▶ _Selected excerpt_:

=== Begin Enclosure ===

10 Things I Wish I Knew When I Started Training

Hindsight is beautiful, isn’t it?
I’ve been in the fitness game for over 10 years now, training myself under some of the best coaches in the world, and working with hundreds of clients as a personal trainer.
I’ve learnt a fair bit about training in that time, and there is a lot of things I wish I had known back when I started.
Lucky for you, I can tell you what you need to know, to save you finding out the hard way like I did.

Use Your Muscles, Don’t Lift Weights

Stop focusing on how much weight you have on the bar, and on getting it from A to B. Instead focus on the strength of contraction and how hard you can feel the muscles working.
Tension drives muscular growth. You will have more tension on the muscle when you focus on using the muscle, rather than bringing in other muscles to cheat the movement and lift more weight.

Supplements Are Supposed to…SUPPLEMENT

Back when I first started training I wouldn’t work out if I didn’t have a protein shake. I genuinely thought it would hurt my gains. Seriously!
Don’t believe the hype supplement companies tell you. Food is the bread and butter of your nutrition. Supplements are there to help fill in any gaps and make your life easier. They’re not a requirement.

Nothing You Do In The Short Term Is Life Or Death

Don’t worry about having a couple of weeks off, or trying to work yourself to death for 3 weeks because you have a holiday coming up.
Consistency over the long term is what builds your body. What you do over months and years is going to determine how you look. What you can do in a couple of weeks will have very little impact comparatively. Focus on long term progression.

Getting Really Lean Will Change You

I believe everyone should diet down to very low body fat levels at least once. You don’t need to try and be a bodybuilder or anything, but the process of dieting changes your relationship with food and your body.
You learn that hunger is not going to kill you, and become adept at shutting it out. You learn how to forgo things you’re craving, and find enjoyment in discipline.
You will be tired, but train anyway, and that changes your mindset about what your body is capable of.
When I got very lean and was in a large calorie deficit, I continued to get stronger! The body is a very adaptive machine and can take a lot more than you probably think.

Habits Always Beat Motivation

Want to make serious changes to your body?
You’ve got to create new habits. No matter how motivated you are right now, it will not possibly last. You simply need it to last long enough to create new habits which make the necessary processes happen, without the need for motivation.
Things like getting up and going to the gym first thing in the morning, without thinking about it. Doing your grocery shopping and food prep at the weekend, or spending 20 minutes working on mobility before a training session.

=== End Enclosure ===

[Items from a dataset]
=== Begin Enclosure ===

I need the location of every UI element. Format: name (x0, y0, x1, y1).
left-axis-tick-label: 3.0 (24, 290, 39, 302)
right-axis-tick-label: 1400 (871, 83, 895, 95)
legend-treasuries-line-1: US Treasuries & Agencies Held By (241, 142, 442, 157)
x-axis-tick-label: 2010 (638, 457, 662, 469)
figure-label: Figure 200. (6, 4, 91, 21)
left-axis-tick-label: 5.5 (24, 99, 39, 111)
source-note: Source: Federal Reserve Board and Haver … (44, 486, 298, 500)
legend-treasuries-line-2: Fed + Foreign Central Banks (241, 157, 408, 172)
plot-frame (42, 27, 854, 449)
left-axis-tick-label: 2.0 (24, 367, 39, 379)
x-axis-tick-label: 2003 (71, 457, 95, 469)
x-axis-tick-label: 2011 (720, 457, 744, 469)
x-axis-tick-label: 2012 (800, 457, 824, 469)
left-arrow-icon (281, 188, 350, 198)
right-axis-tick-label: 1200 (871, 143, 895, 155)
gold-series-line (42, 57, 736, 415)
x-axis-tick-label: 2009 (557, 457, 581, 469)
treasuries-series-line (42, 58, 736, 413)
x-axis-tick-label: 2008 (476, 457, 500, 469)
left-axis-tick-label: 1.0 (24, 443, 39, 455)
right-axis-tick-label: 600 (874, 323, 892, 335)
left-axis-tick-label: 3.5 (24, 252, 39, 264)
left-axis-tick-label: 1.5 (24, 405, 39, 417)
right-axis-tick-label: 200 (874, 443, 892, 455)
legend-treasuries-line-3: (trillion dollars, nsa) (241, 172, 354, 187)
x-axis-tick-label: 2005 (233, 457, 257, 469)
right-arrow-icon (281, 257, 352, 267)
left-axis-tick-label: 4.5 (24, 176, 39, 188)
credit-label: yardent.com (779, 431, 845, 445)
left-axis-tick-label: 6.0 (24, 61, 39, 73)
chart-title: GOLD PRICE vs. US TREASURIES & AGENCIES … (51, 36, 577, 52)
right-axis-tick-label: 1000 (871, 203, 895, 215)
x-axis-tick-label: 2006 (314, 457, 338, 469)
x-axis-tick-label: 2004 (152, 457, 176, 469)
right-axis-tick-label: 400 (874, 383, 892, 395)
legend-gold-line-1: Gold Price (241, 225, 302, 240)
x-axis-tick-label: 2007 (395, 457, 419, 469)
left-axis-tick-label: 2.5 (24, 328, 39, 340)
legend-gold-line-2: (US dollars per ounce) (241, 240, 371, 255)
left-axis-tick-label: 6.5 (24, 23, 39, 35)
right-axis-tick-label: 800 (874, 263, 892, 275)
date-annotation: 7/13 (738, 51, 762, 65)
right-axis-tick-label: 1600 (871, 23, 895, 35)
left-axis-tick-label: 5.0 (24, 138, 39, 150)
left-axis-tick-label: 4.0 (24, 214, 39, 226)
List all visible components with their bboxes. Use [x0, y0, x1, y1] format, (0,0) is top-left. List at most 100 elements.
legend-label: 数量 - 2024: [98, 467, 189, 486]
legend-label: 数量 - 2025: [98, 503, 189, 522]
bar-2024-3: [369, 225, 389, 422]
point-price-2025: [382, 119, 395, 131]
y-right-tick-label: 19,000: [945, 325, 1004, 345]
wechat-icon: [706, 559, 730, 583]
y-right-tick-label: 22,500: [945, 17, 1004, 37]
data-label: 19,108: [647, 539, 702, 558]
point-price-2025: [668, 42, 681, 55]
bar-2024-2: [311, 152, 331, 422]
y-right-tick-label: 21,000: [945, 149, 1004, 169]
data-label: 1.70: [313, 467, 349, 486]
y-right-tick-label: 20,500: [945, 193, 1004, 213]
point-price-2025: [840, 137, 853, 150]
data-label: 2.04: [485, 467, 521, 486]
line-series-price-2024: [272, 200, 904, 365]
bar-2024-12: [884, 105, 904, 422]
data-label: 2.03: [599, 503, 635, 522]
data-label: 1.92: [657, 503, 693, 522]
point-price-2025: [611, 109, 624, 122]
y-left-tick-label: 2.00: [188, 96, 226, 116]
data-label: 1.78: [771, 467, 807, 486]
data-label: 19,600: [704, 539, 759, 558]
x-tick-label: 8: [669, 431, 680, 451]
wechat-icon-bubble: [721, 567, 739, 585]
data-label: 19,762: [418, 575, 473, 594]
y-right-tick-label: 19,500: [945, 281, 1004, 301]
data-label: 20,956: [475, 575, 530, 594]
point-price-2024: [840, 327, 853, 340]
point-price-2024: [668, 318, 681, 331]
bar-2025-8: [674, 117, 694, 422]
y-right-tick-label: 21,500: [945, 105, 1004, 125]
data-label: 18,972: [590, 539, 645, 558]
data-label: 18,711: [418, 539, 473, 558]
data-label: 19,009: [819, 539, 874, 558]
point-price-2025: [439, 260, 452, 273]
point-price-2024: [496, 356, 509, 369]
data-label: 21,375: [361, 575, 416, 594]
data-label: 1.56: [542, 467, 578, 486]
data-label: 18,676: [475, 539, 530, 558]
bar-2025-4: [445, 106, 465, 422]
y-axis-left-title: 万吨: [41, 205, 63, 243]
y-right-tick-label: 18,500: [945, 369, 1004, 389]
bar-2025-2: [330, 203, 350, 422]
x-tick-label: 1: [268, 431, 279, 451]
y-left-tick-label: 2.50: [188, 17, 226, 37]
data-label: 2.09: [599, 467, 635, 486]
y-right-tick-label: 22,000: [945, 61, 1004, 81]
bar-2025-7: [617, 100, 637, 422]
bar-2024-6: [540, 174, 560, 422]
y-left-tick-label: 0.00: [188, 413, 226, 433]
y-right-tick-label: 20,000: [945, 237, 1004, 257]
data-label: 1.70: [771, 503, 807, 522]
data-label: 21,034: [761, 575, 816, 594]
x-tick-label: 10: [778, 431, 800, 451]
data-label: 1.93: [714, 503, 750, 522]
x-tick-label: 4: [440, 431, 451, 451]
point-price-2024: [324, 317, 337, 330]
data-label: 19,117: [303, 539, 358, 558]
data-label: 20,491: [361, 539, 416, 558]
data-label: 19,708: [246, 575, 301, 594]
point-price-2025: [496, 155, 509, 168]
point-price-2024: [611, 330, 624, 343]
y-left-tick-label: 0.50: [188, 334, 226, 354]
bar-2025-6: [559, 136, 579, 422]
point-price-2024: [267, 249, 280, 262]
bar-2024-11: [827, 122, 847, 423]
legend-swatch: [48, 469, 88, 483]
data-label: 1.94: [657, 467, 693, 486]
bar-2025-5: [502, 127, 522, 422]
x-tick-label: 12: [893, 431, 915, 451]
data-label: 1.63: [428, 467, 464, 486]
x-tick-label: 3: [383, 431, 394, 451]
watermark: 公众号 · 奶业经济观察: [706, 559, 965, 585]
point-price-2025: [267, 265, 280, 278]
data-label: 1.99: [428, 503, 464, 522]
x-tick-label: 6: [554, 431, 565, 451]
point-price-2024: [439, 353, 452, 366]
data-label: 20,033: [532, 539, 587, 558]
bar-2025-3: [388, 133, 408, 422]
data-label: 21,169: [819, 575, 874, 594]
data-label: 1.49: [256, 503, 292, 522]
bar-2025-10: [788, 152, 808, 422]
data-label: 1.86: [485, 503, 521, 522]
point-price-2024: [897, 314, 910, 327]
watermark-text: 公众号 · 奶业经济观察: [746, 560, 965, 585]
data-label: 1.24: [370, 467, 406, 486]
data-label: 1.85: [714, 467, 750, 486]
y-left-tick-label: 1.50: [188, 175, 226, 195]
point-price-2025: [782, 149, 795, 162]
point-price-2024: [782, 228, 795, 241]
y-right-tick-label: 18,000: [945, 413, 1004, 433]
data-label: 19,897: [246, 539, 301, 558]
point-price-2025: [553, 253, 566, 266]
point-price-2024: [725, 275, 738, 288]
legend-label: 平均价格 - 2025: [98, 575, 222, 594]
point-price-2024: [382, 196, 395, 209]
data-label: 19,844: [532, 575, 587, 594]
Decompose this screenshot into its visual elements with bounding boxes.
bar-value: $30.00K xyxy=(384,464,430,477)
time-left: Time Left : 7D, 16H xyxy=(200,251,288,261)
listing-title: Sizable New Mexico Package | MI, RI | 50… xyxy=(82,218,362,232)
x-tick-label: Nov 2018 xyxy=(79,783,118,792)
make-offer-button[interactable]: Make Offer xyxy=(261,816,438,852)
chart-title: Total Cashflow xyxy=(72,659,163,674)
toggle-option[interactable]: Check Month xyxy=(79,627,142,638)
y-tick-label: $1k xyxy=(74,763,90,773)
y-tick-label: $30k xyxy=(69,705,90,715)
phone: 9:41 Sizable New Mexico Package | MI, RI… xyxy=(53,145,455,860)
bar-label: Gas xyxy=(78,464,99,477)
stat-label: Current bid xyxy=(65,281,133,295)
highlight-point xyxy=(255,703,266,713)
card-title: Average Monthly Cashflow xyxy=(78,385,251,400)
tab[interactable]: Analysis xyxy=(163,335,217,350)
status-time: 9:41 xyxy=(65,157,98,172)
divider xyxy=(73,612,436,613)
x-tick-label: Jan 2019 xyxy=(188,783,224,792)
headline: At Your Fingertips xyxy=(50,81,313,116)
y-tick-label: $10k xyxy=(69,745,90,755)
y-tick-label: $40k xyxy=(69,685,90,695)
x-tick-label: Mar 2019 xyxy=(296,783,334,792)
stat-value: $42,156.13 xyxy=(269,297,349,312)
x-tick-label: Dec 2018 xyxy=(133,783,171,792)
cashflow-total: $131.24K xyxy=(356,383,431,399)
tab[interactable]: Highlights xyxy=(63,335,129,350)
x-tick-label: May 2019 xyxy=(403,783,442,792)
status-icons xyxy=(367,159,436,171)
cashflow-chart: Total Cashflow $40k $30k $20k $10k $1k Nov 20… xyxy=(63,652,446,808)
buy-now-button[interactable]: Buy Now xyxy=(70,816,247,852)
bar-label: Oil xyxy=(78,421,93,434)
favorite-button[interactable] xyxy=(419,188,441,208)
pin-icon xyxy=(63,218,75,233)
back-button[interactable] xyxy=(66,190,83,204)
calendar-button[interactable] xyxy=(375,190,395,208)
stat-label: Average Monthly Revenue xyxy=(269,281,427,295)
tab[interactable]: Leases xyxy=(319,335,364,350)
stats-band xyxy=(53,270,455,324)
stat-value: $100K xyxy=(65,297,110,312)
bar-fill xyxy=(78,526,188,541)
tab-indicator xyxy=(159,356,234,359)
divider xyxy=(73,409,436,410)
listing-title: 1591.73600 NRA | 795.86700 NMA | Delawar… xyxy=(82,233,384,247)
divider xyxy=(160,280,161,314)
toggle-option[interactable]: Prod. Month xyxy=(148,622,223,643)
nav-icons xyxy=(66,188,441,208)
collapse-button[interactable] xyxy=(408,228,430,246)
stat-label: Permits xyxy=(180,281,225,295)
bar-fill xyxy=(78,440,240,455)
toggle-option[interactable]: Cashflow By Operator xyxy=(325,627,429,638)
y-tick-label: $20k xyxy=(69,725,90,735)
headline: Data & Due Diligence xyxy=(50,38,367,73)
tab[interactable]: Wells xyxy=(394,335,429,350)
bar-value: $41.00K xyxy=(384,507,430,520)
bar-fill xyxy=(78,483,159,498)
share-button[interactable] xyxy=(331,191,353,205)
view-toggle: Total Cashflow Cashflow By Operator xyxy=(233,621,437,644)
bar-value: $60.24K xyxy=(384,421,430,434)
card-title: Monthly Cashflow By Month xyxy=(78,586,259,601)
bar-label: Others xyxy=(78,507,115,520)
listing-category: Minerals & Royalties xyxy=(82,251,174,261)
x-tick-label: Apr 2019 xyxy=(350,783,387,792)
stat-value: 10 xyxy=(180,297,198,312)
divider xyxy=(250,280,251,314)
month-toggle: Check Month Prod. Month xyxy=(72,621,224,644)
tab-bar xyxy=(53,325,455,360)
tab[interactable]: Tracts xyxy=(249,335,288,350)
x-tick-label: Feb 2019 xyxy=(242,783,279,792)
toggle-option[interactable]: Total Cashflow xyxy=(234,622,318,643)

=== End Enclosure ===

▶ _Required action_:
Reproduce, word for word, the stretch of the training article from "Don’t worry about" through "is capable of.".

▶ _Solution to this problem_:
Don’t worry about having a couple of weeks off, or trying to work yourself to death for 3 weeks because you have a holiday coming up.
Consistency over the long term is what builds your body. What you do over months and years is going to determine how you look. What you can do in a couple of weeks will have very little impact comparatively. Focus on long term progression.

Getting Really Lean Will Change You

I believe everyone should diet down to very low body fat levels at least once. You don’t need to try and be a bodybuilder or anything, but the process of dieting changes your relationship with food and your body.
You learn that hunger is not going to kill you, and become adept at shutting it out. You learn how to forgo things you’re craving, and find enjoyment in discipline.
You will be tired, but train anyway, and that changes your mindset about what your body is capable of.